__GIVEN REQUEST__
Copy each line below exactly and leave the pictures out.

__DATA FOR THIS EXERCISE__
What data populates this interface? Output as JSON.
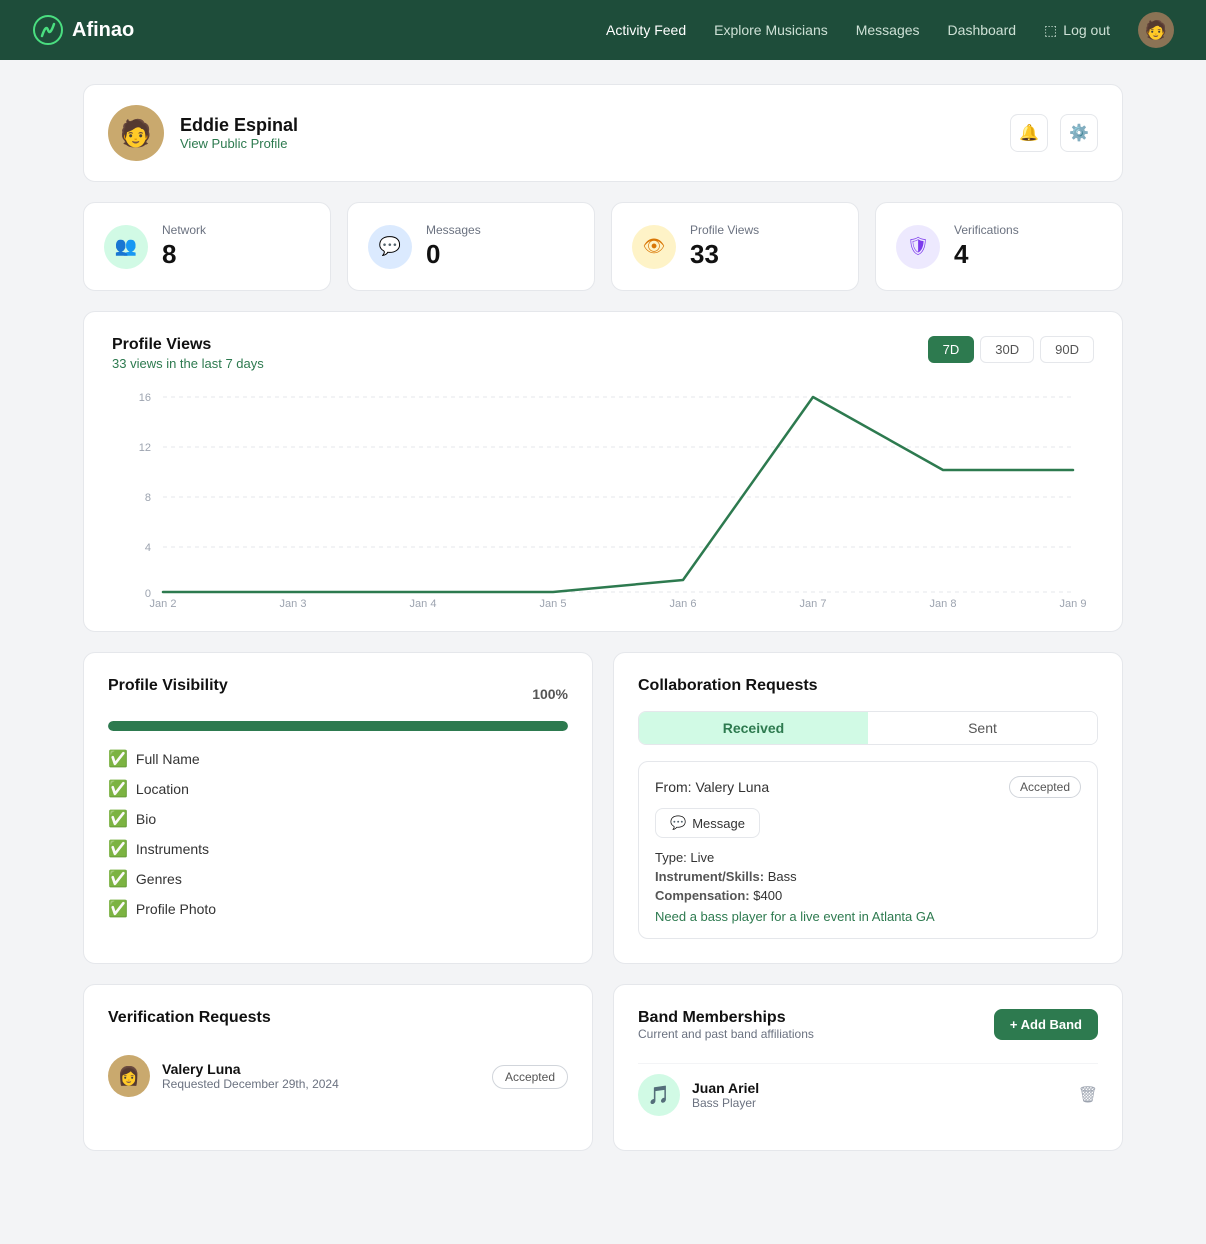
{
  "nav": {
    "logo": "Afinao",
    "links": [
      {
        "label": "Activity Feed",
        "active": true
      },
      {
        "label": "Explore Musicians",
        "active": false
      },
      {
        "label": "Messages",
        "active": false
      },
      {
        "label": "Dashboard",
        "active": false
      }
    ],
    "logout": "Log out"
  },
  "profile": {
    "name": "Eddie Espinal",
    "link": "View Public Profile"
  },
  "stats": [
    {
      "label": "Network",
      "value": "8",
      "icon": "👥",
      "color": "green"
    },
    {
      "label": "Messages",
      "value": "0",
      "icon": "💬",
      "color": "blue"
    },
    {
      "label": "Profile Views",
      "value": "33",
      "icon": "👁",
      "color": "yellow"
    },
    {
      "label": "Verifications",
      "value": "4",
      "icon": "🛡",
      "color": "purple"
    }
  ],
  "chart": {
    "title": "Profile Views",
    "subtitle": "33 views in the last 7 days",
    "period_active": "7D",
    "periods": [
      "7D",
      "30D",
      "90D"
    ],
    "x_labels": [
      "Jan 2",
      "Jan 3",
      "Jan 4",
      "Jan 5",
      "Jan 6",
      "Jan 7",
      "Jan 8",
      "Jan 9"
    ],
    "y_labels": [
      "0",
      "4",
      "8",
      "12",
      "16"
    ]
  },
  "visibility": {
    "title": "Profile Visibility",
    "percentage": "100%",
    "fill_width": "100",
    "items": [
      "Full Name",
      "Location",
      "Bio",
      "Instruments",
      "Genres",
      "Profile Photo"
    ]
  },
  "collaboration": {
    "title": "Collaboration Requests",
    "tabs": [
      "Received",
      "Sent"
    ],
    "active_tab": "Received",
    "item": {
      "from": "From: Valery Luna",
      "badge": "Accepted",
      "message_btn": "Message",
      "type_label": "Type:",
      "type_value": "Live",
      "instrument_label": "Instrument/Skills:",
      "instrument_value": "Bass",
      "compensation_label": "Compensation:",
      "compensation_value": "$400",
      "note": "Need a bass player for a live event in Atlanta GA"
    }
  },
  "verification": {
    "title": "Verification Requests",
    "item": {
      "name": "Valery Luna",
      "date": "Requested December 29th, 2024",
      "badge": "Accepted"
    }
  },
  "band": {
    "title": "Band Memberships",
    "subtitle": "Current and past band affiliations",
    "add_btn": "+ Add Band",
    "item": {
      "name": "Juan Ariel",
      "role": "Bass Player"
    }
  }
}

__RESULT OF THE TASK__
What data populates this interface? Output as JSON.
{
  "nav": {
    "logo": "Afinao",
    "links": [
      {
        "label": "Activity Feed",
        "active": true
      },
      {
        "label": "Explore Musicians",
        "active": false
      },
      {
        "label": "Messages",
        "active": false
      },
      {
        "label": "Dashboard",
        "active": false
      }
    ],
    "logout": "Log out"
  },
  "profile": {
    "name": "Eddie Espinal",
    "link": "View Public Profile"
  },
  "stats": [
    {
      "label": "Network",
      "value": "8",
      "icon": "👥",
      "color": "green"
    },
    {
      "label": "Messages",
      "value": "0",
      "icon": "💬",
      "color": "blue"
    },
    {
      "label": "Profile Views",
      "value": "33",
      "icon": "👁",
      "color": "yellow"
    },
    {
      "label": "Verifications",
      "value": "4",
      "icon": "🛡",
      "color": "purple"
    }
  ],
  "chart": {
    "title": "Profile Views",
    "subtitle": "33 views in the last 7 days",
    "period_active": "7D",
    "periods": [
      "7D",
      "30D",
      "90D"
    ],
    "x_labels": [
      "Jan 2",
      "Jan 3",
      "Jan 4",
      "Jan 5",
      "Jan 6",
      "Jan 7",
      "Jan 8",
      "Jan 9"
    ],
    "y_labels": [
      "0",
      "4",
      "8",
      "12",
      "16"
    ]
  },
  "visibility": {
    "title": "Profile Visibility",
    "percentage": "100%",
    "fill_width": "100",
    "items": [
      "Full Name",
      "Location",
      "Bio",
      "Instruments",
      "Genres",
      "Profile Photo"
    ]
  },
  "collaboration": {
    "title": "Collaboration Requests",
    "tabs": [
      "Received",
      "Sent"
    ],
    "active_tab": "Received",
    "item": {
      "from": "From: Valery Luna",
      "badge": "Accepted",
      "message_btn": "Message",
      "type_label": "Type:",
      "type_value": "Live",
      "instrument_label": "Instrument/Skills:",
      "instrument_value": "Bass",
      "compensation_label": "Compensation:",
      "compensation_value": "$400",
      "note": "Need a bass player for a live event in Atlanta GA"
    }
  },
  "verification": {
    "title": "Verification Requests",
    "item": {
      "name": "Valery Luna",
      "date": "Requested December 29th, 2024",
      "badge": "Accepted"
    }
  },
  "band": {
    "title": "Band Memberships",
    "subtitle": "Current and past band affiliations",
    "add_btn": "+ Add Band",
    "item": {
      "name": "Juan Ariel",
      "role": "Bass Player"
    }
  }
}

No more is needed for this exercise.